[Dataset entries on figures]

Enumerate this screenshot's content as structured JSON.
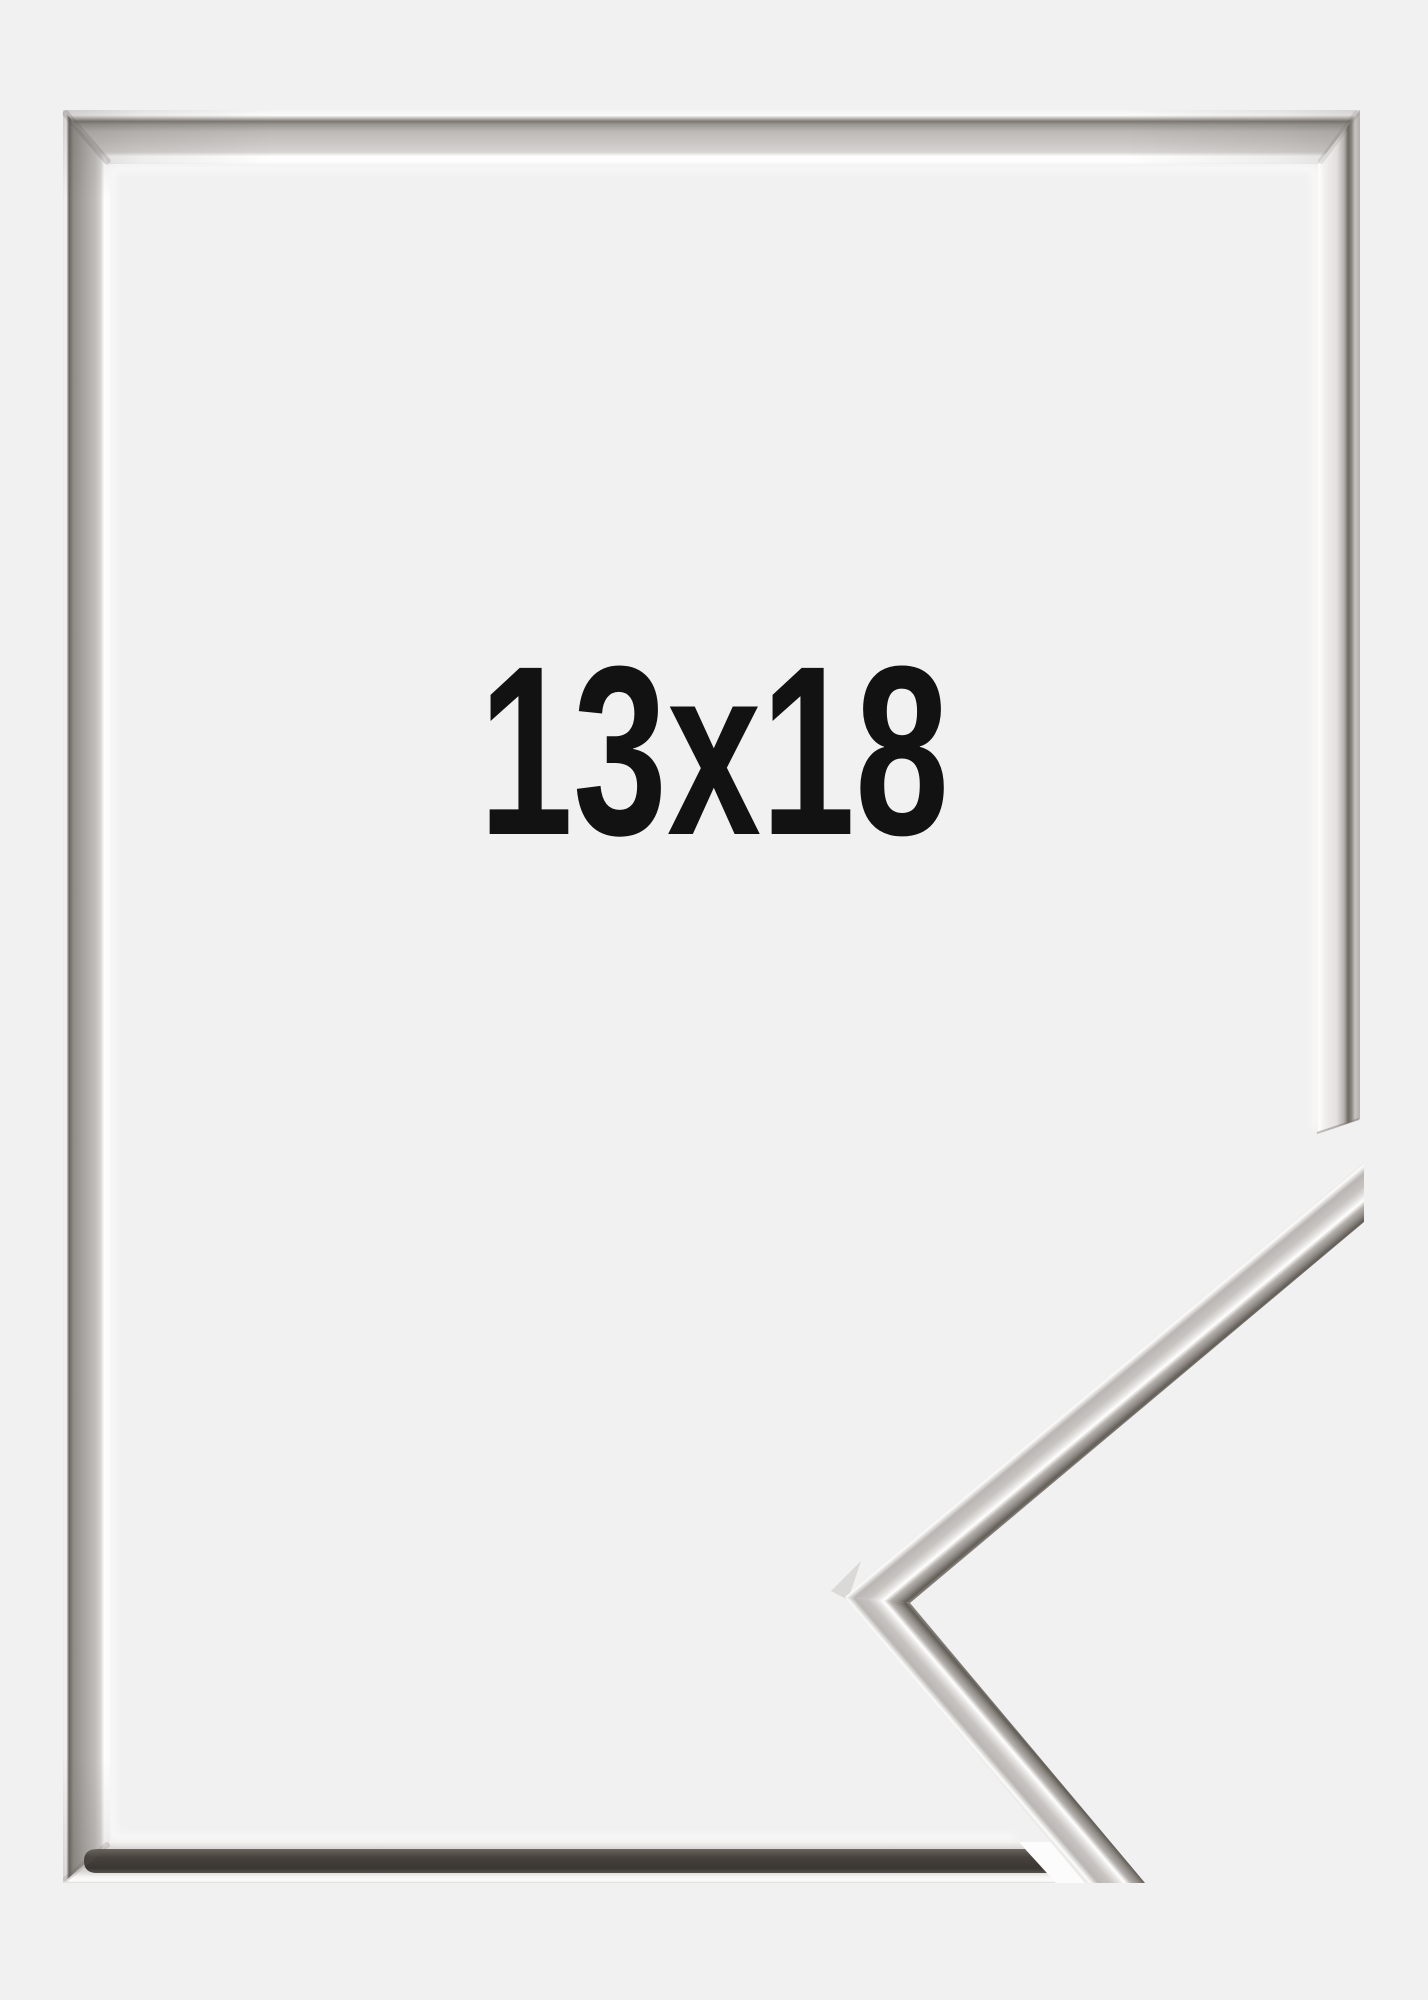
{
  "product": {
    "size_label": "13x18"
  },
  "photo": {
    "background_color": "#f1f1f2",
    "label_color": "#121212",
    "chrome_colors": {
      "highlight": "#ffffff",
      "light": "#dcdad8",
      "mid": "#b5b2ae",
      "dark": "#6e6862",
      "shadow_band": "#3f3a35"
    }
  }
}
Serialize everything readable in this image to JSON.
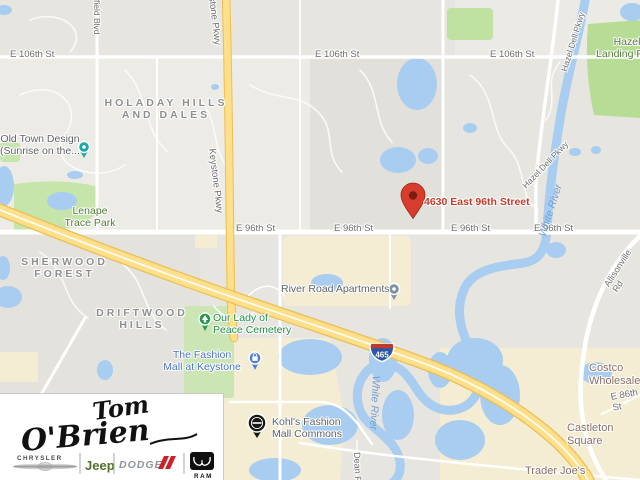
{
  "map": {
    "marker": {
      "address": "4630 East 96th Street"
    },
    "shield": {
      "route": "465"
    },
    "streets": {
      "e106": "E 106th St",
      "e96": "E 96th St",
      "keystone": "Keystone Pkwy",
      "hazel_dell": "Hazel Dell Pkwy",
      "field_blvd": "field Blvd",
      "allisonville": "Allisonville Rd",
      "dean": "Dean Rd",
      "e86": "E 86th St"
    },
    "water_labels": {
      "white_river": "White River"
    },
    "neighborhoods": {
      "holaday": "HOLADAY HILLS\nAND DALES",
      "sherwood": "SHERWOOD\nFOREST",
      "driftwood": "DRIFTWOOD\nHILLS"
    },
    "parks": {
      "lenape": "Lenape\nTrace Park",
      "hazel_landing": "Hazel\nLanding Park"
    },
    "pois": {
      "old_town": "Old Town Design\n(Sunrise on the...",
      "river_road": "River Road Apartments",
      "our_lady": "Our Lady of\nPeace Cemetery",
      "fashion_mall": "The Fashion\nMall at Keystone",
      "kohls": "Kohl's Fashion\nMall Commons",
      "castleton": "Castleton Square",
      "trader_joes": "Trader Joe's",
      "costco": "Costco Wholesale"
    },
    "colors": {
      "marker_red": "#d73c2d",
      "address_red": "#c63a2a",
      "highway_yellow": "#ffe289",
      "water_blue": "#a8cdf0",
      "park_green": "#c6e5ab",
      "commercial_beige": "#f4edd3",
      "poi_blue": "#4a75c9",
      "poi_green": "#1e8e47",
      "shield_blue": "#2a56a5",
      "shield_red": "#bc3a30"
    }
  },
  "logo": {
    "script_first": "Tom",
    "script_last": "O'Brien",
    "brands": {
      "chrysler": "CHRYSLER",
      "jeep": "Jeep",
      "dodge": "DODGE",
      "ram": "RAM"
    },
    "jeep_green": "#55702b",
    "dodge_red": "#cc2229"
  }
}
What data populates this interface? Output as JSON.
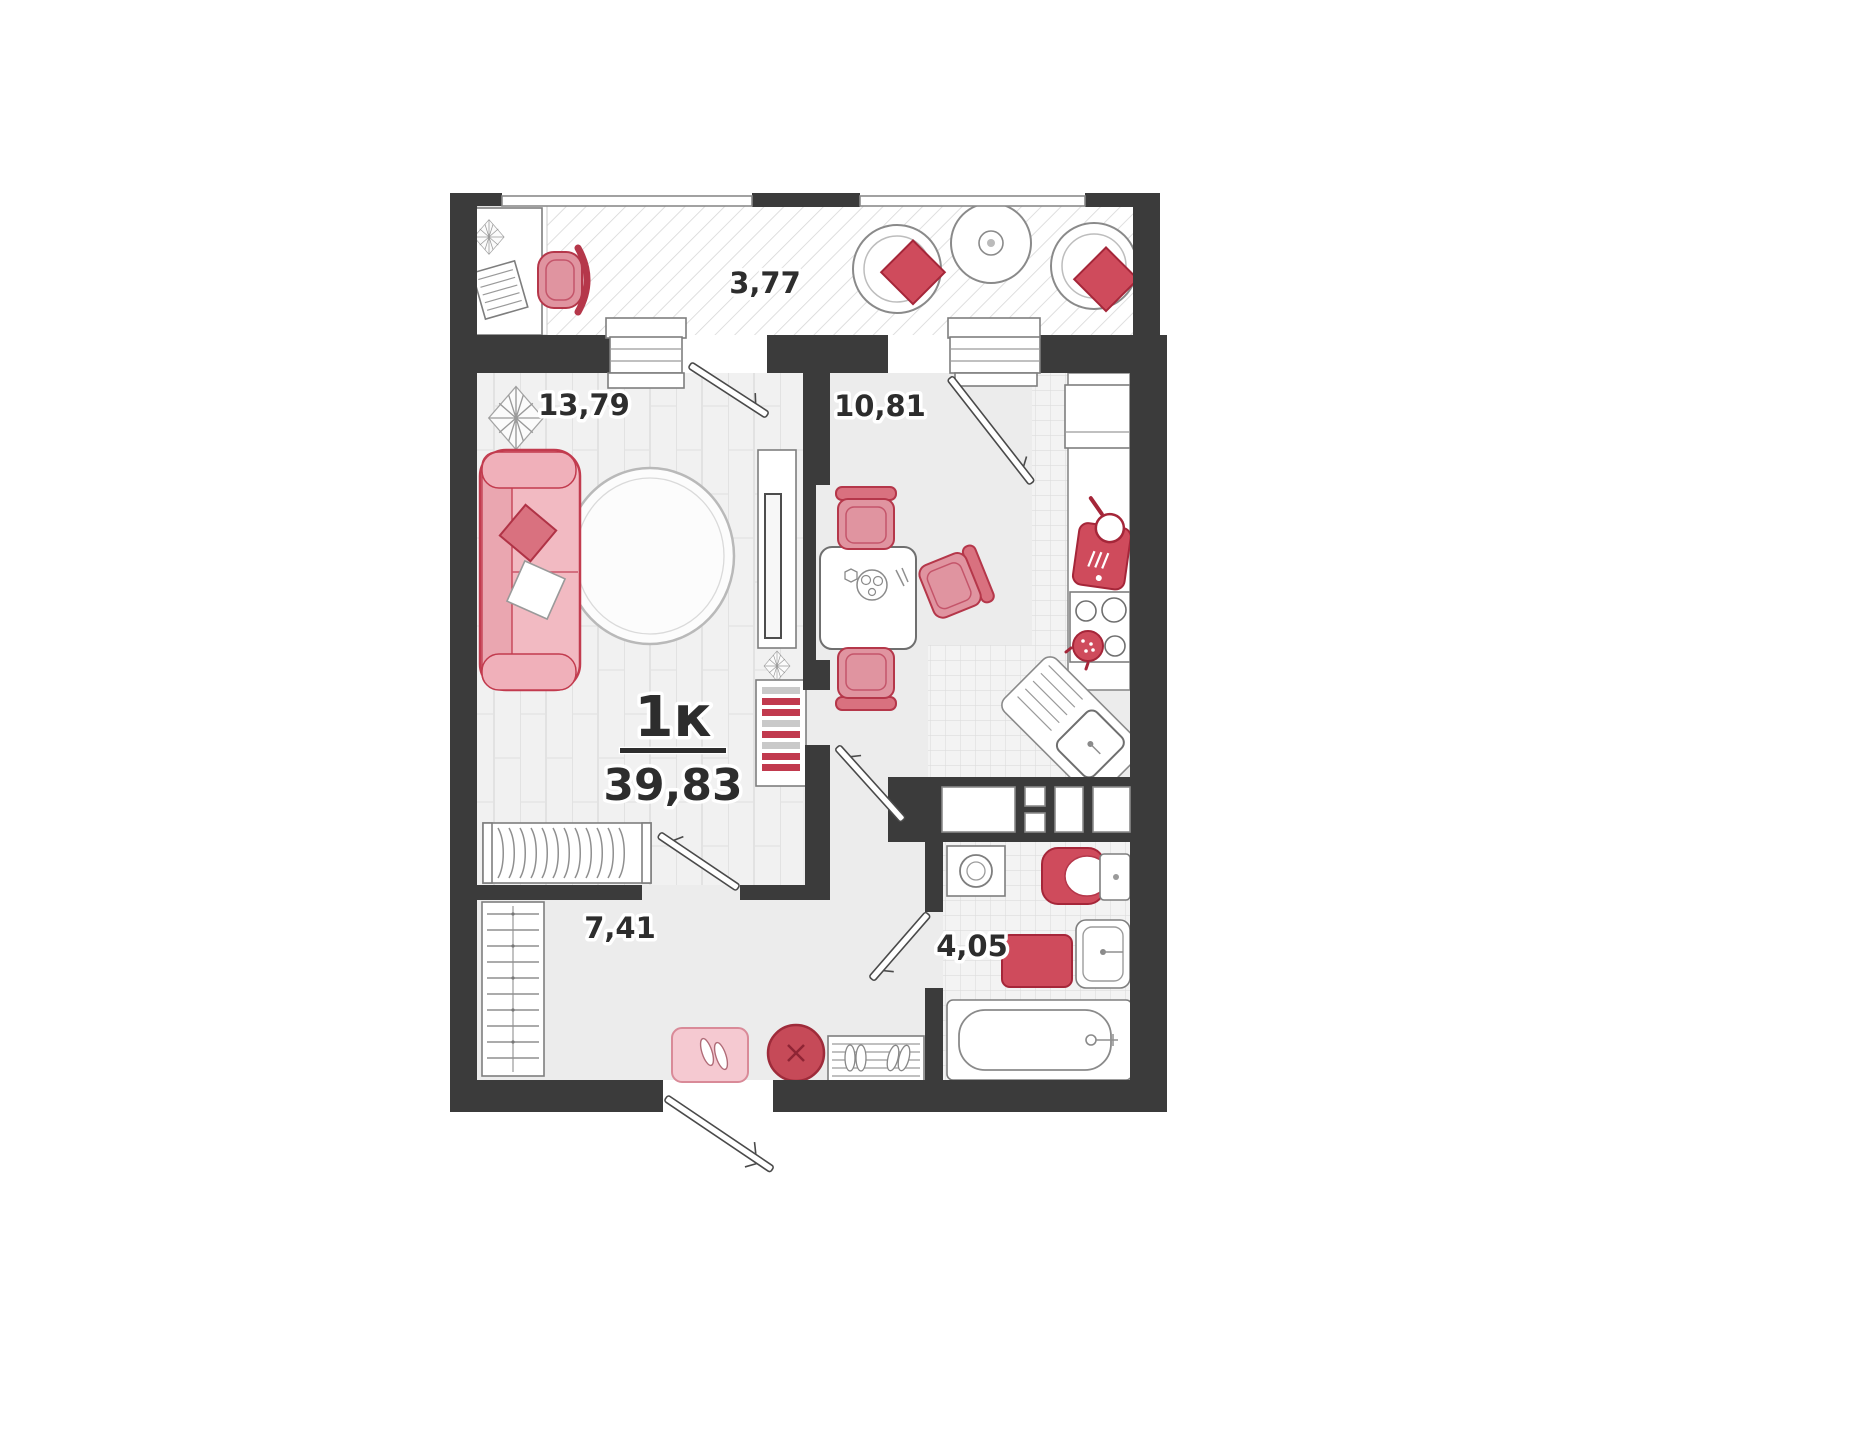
{
  "apartment": {
    "type_label": "1к",
    "total_area": "39,83"
  },
  "rooms": {
    "balcony": {
      "name": "balcony",
      "area": "3,77"
    },
    "living": {
      "name": "living-room",
      "area": "13,79"
    },
    "kitchen": {
      "name": "kitchen",
      "area": "10,81"
    },
    "hallway": {
      "name": "hallway",
      "area": "7,41"
    },
    "bathroom": {
      "name": "bathroom",
      "area": "4,05"
    }
  },
  "colors": {
    "wall": "#3b3b3b",
    "outline": "#8a8a8a",
    "ink": "#2d2d2d",
    "floor": "#ececec",
    "red": "#cf4b5c",
    "redDark": "#a52639",
    "chair": "#e094a0",
    "pinkSofa": "#f2bac2",
    "pinkMat": "#f5c9d1"
  }
}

* Aim of the exercise:
From the line with "What data populates" down to the end of the entries, retype each line exactly as written, but drop the pictures.

* Answer in full:
What data populates this interface? Output as JSON.
{
  "apartment": {
    "type_label": "1к",
    "total_area": "39,83"
  },
  "rooms": {
    "balcony": {
      "name": "balcony",
      "area": "3,77"
    },
    "living": {
      "name": "living-room",
      "area": "13,79"
    },
    "kitchen": {
      "name": "kitchen",
      "area": "10,81"
    },
    "hallway": {
      "name": "hallway",
      "area": "7,41"
    },
    "bathroom": {
      "name": "bathroom",
      "area": "4,05"
    }
  },
  "colors": {
    "wall": "#3b3b3b",
    "outline": "#8a8a8a",
    "ink": "#2d2d2d",
    "floor": "#ececec",
    "red": "#cf4b5c",
    "redDark": "#a52639",
    "chair": "#e094a0",
    "pinkSofa": "#f2bac2",
    "pinkMat": "#f5c9d1"
  }
}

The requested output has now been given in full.